▸ **RECORD EXTRACTS**
+---+
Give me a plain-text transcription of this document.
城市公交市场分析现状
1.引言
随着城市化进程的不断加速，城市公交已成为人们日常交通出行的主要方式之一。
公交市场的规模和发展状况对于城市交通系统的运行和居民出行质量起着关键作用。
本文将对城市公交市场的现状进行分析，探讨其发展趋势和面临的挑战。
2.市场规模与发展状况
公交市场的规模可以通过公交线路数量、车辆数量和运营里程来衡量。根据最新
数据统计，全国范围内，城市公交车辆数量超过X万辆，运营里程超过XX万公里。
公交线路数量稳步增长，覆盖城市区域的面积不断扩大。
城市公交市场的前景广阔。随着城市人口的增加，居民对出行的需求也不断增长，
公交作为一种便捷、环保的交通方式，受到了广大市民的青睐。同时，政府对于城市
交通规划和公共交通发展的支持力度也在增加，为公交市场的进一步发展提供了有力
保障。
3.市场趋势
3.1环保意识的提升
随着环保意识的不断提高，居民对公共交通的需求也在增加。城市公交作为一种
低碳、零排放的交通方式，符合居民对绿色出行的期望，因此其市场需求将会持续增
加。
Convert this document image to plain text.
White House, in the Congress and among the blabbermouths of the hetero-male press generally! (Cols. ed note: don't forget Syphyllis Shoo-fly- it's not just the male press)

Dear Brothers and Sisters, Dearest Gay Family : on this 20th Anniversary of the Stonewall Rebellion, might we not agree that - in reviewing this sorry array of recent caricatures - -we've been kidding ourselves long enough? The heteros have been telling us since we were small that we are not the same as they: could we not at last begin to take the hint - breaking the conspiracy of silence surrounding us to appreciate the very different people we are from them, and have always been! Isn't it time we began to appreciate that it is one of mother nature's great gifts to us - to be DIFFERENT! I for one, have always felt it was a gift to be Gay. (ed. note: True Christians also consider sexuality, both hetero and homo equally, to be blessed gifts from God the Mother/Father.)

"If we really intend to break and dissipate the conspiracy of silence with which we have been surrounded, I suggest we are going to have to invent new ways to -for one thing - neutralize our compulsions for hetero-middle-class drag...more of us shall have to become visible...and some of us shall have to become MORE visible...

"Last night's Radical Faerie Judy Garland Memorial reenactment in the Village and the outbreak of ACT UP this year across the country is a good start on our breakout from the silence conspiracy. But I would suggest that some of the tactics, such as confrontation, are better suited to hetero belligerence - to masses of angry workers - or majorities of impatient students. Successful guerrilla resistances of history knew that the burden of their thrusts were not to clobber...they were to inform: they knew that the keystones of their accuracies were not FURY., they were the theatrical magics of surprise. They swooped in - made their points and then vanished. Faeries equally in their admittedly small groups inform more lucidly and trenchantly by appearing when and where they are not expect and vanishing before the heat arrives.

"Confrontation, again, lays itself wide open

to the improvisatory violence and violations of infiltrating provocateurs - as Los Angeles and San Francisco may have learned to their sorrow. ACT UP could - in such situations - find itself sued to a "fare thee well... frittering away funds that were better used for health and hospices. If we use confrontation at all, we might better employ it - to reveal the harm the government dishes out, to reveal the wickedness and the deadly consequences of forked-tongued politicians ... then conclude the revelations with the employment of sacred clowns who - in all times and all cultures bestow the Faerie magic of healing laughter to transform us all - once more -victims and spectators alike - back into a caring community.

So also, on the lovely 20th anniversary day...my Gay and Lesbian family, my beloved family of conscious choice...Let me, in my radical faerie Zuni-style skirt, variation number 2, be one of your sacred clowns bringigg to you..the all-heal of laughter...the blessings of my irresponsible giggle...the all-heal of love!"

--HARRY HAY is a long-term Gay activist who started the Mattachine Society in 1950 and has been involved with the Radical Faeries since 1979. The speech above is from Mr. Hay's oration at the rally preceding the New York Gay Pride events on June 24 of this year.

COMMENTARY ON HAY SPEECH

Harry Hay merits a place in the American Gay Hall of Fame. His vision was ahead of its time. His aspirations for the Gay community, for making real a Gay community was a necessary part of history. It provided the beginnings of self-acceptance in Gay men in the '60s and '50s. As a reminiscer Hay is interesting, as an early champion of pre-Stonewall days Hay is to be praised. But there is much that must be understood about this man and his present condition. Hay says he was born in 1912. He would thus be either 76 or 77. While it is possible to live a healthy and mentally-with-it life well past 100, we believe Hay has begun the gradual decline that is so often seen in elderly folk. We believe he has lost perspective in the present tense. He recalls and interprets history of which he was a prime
+---+
▸ **WHAT TO WORK ON**
Repeat the records exactly, including every line.

▸ **OUTPUT BELOW**
Give me a plain-text transcription of this document.
城市公交市场分析现状
1.引言
随着城市化进程的不断加速，城市公交已成为人们日常交通出行的主要方式之一。
公交市场的规模和发展状况对于城市交通系统的运行和居民出行质量起着关键作用。
本文将对城市公交市场的现状进行分析，探讨其发展趋势和面临的挑战。
2.市场规模与发展状况
公交市场的规模可以通过公交线路数量、车辆数量和运营里程来衡量。根据最新
数据统计，全国范围内，城市公交车辆数量超过X万辆，运营里程超过XX万公里。
公交线路数量稳步增长，覆盖城市区域的面积不断扩大。
城市公交市场的前景广阔。随着城市人口的增加，居民对出行的需求也不断增长，
公交作为一种便捷、环保的交通方式，受到了广大市民的青睐。同时，政府对于城市
交通规划和公共交通发展的支持力度也在增加，为公交市场的进一步发展提供了有力
保障。
3.市场趋势
3.1环保意识的提升
随着环保意识的不断提高，居民对公共交通的需求也在增加。城市公交作为一种
低碳、零排放的交通方式，符合居民对绿色出行的期望，因此其市场需求将会持续增
加。
Convert this document image to plain text.
White House, in the Congress and among the blabbermouths of the hetero-male press generally! (Cols. ed note: don't forget Syphyllis Shoo-fly- it's not just the male press)

Dear Brothers and Sisters, Dearest Gay Family : on this 20th Anniversary of the Stonewall Rebellion, might we not agree that - in reviewing this sorry array of recent caricatures - -we've been kidding ourselves long enough? The heteros have been telling us since we were small that we are not the same as they: could we not at last begin to take the hint - breaking the conspiracy of silence surrounding us to appreciate the very different people we are from them, and have always been! Isn't it time we began to appreciate that it is one of mother nature's great gifts to us - to be DIFFERENT! I for one, have always felt it was a gift to be Gay. (ed. note: True Christians also consider sexuality, both hetero and homo equally, to be blessed gifts from God the Mother/Father.)

"If we really intend to break and dissipate the conspiracy of silence with which we have been surrounded, I suggest we are going to have to invent new ways to -for one thing - neutralize our compulsions for hetero-middle-class drag...more of us shall have to become visible...and some of us shall have to become MORE visible...

"Last night's Radical Faerie Judy Garland Memorial reenactment in the Village and the outbreak of ACT UP this year across the country is a good start on our breakout from the silence conspiracy. But I would suggest that some of the tactics, such as confrontation, are better suited to hetero belligerence - to masses of angry workers - or majorities of impatient students. Successful guerrilla resistances of history knew that the burden of their thrusts were not to clobber...they were to inform: they knew that the keystones of their accuracies were not FURY., they were the theatrical magics of surprise. They swooped in - made their points and then vanished. Faeries equally in their admittedly small groups inform more lucidly and trenchantly by appearing when and where they are not expect and vanishing before the heat arrives.

"Confrontation, again, lays itself wide open

to the improvisatory violence and violations of infiltrating provocateurs - as Los Angeles and San Francisco may have learned to their sorrow. ACT UP could - in such situations - find itself sued to a "fare thee well... frittering away funds that were better used for health and hospices. If we use confrontation at all, we might better employ it - to reveal the harm the government dishes out, to reveal the wickedness and the deadly consequences of forked-tongued politicians ... then conclude the revelations with the employment of sacred clowns who - in all times and all cultures bestow the Faerie magic of healing laughter to transform us all - once more -victims and spectators alike - back into a caring community.

So also, on the lovely 20th anniversary day...my Gay and Lesbian family, my beloved family of conscious choice...Let me, in my radical faerie Zuni-style skirt, variation number 2, be one of your sacred clowns bringigg to you..the all-heal of laughter...the blessings of my irresponsible giggle...the all-heal of love!"

--HARRY HAY is a long-term Gay activist who started the Mattachine Society in 1950 and has been involved with the Radical Faeries since 1979. The speech above is from Mr. Hay's oration at the rally preceding the New York Gay Pride events on June 24 of this year.

COMMENTARY ON HAY SPEECH

Harry Hay merits a place in the American Gay Hall of Fame. His vision was ahead of its time. His aspirations for the Gay community, for making real a Gay community was a necessary part of history. It provided the beginnings of self-acceptance in Gay men in the '60s and '50s. As a reminiscer Hay is interesting, as an early champion of pre-Stonewall days Hay is to be praised. But there is much that must be understood about this man and his present condition. Hay says he was born in 1912. He would thus be either 76 or 77. While it is possible to live a healthy and mentally-with-it life well past 100, we believe Hay has begun the gradual decline that is so often seen in elderly folk. We believe he has lost perspective in the present tense. He recalls and interprets history of which he was a prime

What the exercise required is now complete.